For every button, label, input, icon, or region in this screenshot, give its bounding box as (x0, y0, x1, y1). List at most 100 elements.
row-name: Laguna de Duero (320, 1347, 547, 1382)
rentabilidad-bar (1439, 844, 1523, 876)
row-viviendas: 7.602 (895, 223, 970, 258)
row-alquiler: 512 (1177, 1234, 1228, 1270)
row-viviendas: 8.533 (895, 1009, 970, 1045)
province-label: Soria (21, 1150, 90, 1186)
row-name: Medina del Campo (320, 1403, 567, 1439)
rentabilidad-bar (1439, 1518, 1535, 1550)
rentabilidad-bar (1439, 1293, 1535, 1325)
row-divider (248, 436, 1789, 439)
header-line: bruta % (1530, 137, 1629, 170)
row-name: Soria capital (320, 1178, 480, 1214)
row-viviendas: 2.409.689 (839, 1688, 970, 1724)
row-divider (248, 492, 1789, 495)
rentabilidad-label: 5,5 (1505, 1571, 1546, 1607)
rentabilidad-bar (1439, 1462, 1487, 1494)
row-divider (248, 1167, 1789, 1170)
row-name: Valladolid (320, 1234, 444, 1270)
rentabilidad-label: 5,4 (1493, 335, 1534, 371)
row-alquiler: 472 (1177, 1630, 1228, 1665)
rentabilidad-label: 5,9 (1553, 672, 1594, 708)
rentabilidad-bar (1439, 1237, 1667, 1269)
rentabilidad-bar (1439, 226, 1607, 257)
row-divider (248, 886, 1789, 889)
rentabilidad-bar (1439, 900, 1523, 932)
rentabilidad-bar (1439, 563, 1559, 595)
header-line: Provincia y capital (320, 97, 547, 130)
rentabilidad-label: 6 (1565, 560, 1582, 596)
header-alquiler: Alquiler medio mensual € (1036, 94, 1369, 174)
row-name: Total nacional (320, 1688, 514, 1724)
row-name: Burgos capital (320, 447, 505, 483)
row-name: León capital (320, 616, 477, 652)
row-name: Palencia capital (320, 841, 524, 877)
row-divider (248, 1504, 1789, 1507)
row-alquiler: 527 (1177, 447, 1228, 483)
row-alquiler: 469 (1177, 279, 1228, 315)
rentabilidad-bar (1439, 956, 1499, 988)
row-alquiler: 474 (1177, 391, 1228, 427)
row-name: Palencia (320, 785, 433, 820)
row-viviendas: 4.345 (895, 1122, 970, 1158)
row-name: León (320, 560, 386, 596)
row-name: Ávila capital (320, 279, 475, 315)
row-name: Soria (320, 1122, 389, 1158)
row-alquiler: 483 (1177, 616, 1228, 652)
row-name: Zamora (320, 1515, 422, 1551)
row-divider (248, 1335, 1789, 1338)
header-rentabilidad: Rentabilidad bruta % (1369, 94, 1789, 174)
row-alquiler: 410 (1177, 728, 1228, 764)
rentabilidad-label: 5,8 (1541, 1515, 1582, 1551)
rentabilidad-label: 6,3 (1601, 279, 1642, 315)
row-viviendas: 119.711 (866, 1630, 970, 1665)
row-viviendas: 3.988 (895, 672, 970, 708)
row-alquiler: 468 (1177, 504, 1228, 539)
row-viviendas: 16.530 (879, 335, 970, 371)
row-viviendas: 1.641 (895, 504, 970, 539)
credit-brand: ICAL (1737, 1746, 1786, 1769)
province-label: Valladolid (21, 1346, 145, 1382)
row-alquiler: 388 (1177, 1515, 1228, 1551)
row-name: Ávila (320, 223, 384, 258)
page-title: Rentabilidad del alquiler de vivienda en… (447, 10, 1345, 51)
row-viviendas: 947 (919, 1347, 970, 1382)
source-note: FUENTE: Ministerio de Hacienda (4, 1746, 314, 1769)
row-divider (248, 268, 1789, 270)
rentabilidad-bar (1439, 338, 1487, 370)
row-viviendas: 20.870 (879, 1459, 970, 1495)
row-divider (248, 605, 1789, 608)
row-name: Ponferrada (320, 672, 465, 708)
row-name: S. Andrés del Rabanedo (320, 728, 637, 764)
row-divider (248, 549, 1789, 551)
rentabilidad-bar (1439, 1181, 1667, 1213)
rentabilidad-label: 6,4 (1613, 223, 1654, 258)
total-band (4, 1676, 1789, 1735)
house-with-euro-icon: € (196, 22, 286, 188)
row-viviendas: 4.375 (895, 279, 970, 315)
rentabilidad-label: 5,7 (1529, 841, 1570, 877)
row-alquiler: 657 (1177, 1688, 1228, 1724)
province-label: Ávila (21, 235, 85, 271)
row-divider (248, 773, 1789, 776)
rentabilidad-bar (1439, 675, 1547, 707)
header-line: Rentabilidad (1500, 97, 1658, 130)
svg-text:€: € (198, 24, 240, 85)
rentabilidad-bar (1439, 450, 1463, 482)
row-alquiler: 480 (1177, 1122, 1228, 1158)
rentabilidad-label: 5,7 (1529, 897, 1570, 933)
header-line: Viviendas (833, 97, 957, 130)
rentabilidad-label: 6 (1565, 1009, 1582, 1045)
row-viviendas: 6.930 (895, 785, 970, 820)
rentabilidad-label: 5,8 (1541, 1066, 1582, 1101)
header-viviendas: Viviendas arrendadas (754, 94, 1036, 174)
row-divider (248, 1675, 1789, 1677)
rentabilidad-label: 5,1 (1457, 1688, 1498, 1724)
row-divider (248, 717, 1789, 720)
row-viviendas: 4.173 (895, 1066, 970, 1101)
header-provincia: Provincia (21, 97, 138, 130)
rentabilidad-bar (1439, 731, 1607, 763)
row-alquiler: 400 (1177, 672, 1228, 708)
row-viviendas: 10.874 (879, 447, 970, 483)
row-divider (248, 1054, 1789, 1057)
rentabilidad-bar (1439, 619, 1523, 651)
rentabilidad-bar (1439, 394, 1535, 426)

_ _ _

> **Direction**: Reproduce all of the records above with every occurrence of "row-divider" replaced by "row-separator", leaving everything else unchanged.

> **Answer to the exercise**:
For every button, label, input, icon, or region in this screenshot, give its bounding box as (x0, y0, x1, y1). List at most 100 elements.
row-name: Laguna de Duero (320, 1347, 547, 1382)
rentabilidad-bar (1439, 844, 1523, 876)
row-viviendas: 7.602 (895, 223, 970, 258)
row-alquiler: 512 (1177, 1234, 1228, 1270)
row-viviendas: 8.533 (895, 1009, 970, 1045)
province-label: Soria (21, 1150, 90, 1186)
row-name: Medina del Campo (320, 1403, 567, 1439)
rentabilidad-bar (1439, 1518, 1535, 1550)
rentabilidad-bar (1439, 1293, 1535, 1325)
row-separator (248, 436, 1789, 439)
header-line: bruta % (1530, 137, 1629, 170)
row-name: Soria capital (320, 1178, 480, 1214)
row-viviendas: 2.409.689 (839, 1688, 970, 1724)
row-separator (248, 492, 1789, 495)
rentabilidad-label: 5,5 (1505, 1571, 1546, 1607)
rentabilidad-bar (1439, 1462, 1487, 1494)
row-separator (248, 1167, 1789, 1170)
row-name: Valladolid (320, 1234, 444, 1270)
rentabilidad-label: 5,4 (1493, 335, 1534, 371)
row-alquiler: 472 (1177, 1630, 1228, 1665)
rentabilidad-label: 5,9 (1553, 672, 1594, 708)
rentabilidad-bar (1439, 1237, 1667, 1269)
rentabilidad-bar (1439, 226, 1607, 257)
row-separator (248, 886, 1789, 889)
rentabilidad-bar (1439, 900, 1523, 932)
rentabilidad-bar (1439, 563, 1559, 595)
header-line: Provincia y capital (320, 97, 547, 130)
rentabilidad-label: 6 (1565, 560, 1582, 596)
header-alquiler: Alquiler medio mensual € (1036, 94, 1369, 174)
row-name: Total nacional (320, 1688, 514, 1724)
row-name: Burgos capital (320, 447, 505, 483)
row-name: León capital (320, 616, 477, 652)
row-name: Palencia capital (320, 841, 524, 877)
row-separator (248, 1504, 1789, 1507)
row-alquiler: 527 (1177, 447, 1228, 483)
row-alquiler: 469 (1177, 279, 1228, 315)
rentabilidad-bar (1439, 956, 1499, 988)
row-alquiler: 474 (1177, 391, 1228, 427)
row-name: Palencia (320, 785, 433, 820)
row-viviendas: 4.345 (895, 1122, 970, 1158)
row-name: León (320, 560, 386, 596)
row-name: Ávila capital (320, 279, 475, 315)
row-name: Soria (320, 1122, 389, 1158)
row-alquiler: 483 (1177, 616, 1228, 652)
row-name: Zamora (320, 1515, 422, 1551)
row-separator (248, 1335, 1789, 1338)
header-rentabilidad: Rentabilidad bruta % (1369, 94, 1789, 174)
row-alquiler: 410 (1177, 728, 1228, 764)
rentabilidad-label: 5,8 (1541, 1515, 1582, 1551)
rentabilidad-label: 6,3 (1601, 279, 1642, 315)
row-viviendas: 119.711 (866, 1630, 970, 1665)
row-viviendas: 3.988 (895, 672, 970, 708)
row-alquiler: 468 (1177, 504, 1228, 539)
row-viviendas: 16.530 (879, 335, 970, 371)
row-viviendas: 1.641 (895, 504, 970, 539)
credit-brand: ICAL (1737, 1746, 1786, 1769)
province-label: Valladolid (21, 1346, 145, 1382)
row-alquiler: 388 (1177, 1515, 1228, 1551)
row-name: Ávila (320, 223, 384, 258)
page-title: Rentabilidad del alquiler de vivienda en… (447, 10, 1345, 51)
row-viviendas: 947 (919, 1347, 970, 1382)
source-note: FUENTE: Ministerio de Hacienda (4, 1746, 314, 1769)
row-separator (248, 268, 1789, 270)
rentabilidad-bar (1439, 338, 1487, 370)
row-viviendas: 20.870 (879, 1459, 970, 1495)
row-separator (248, 605, 1789, 608)
row-name: Ponferrada (320, 672, 465, 708)
row-name: S. Andrés del Rabanedo (320, 728, 637, 764)
row-separator (248, 549, 1789, 551)
rentabilidad-bar (1439, 1181, 1667, 1213)
rentabilidad-label: 6,4 (1613, 223, 1654, 258)
total-band (4, 1676, 1789, 1735)
house-with-euro-icon: € (196, 22, 286, 188)
row-viviendas: 4.375 (895, 279, 970, 315)
rentabilidad-label: 5,7 (1529, 841, 1570, 877)
row-alquiler: 657 (1177, 1688, 1228, 1724)
province-label: Ávila (21, 235, 85, 271)
row-separator (248, 773, 1789, 776)
rentabilidad-bar (1439, 675, 1547, 707)
header-line: Rentabilidad (1500, 97, 1658, 130)
svg-text:€: € (198, 24, 240, 85)
rentabilidad-bar (1439, 450, 1463, 482)
row-alquiler: 480 (1177, 1122, 1228, 1158)
rentabilidad-label: 5,7 (1529, 897, 1570, 933)
header-line: Viviendas (833, 97, 957, 130)
rentabilidad-label: 6 (1565, 1009, 1582, 1045)
row-viviendas: 6.930 (895, 785, 970, 820)
rentabilidad-label: 5,8 (1541, 1066, 1582, 1101)
header-viviendas: Viviendas arrendadas (754, 94, 1036, 174)
row-separator (248, 1675, 1789, 1677)
rentabilidad-label: 5,1 (1457, 1688, 1498, 1724)
row-separator (248, 717, 1789, 720)
row-viviendas: 4.173 (895, 1066, 970, 1101)
header-provincia: Provincia (21, 97, 138, 130)
rentabilidad-bar (1439, 731, 1607, 763)
row-alquiler: 400 (1177, 672, 1228, 708)
row-viviendas: 10.874 (879, 447, 970, 483)
row-separator (248, 1054, 1789, 1057)
rentabilidad-bar (1439, 619, 1523, 651)
rentabilidad-bar (1439, 394, 1535, 426)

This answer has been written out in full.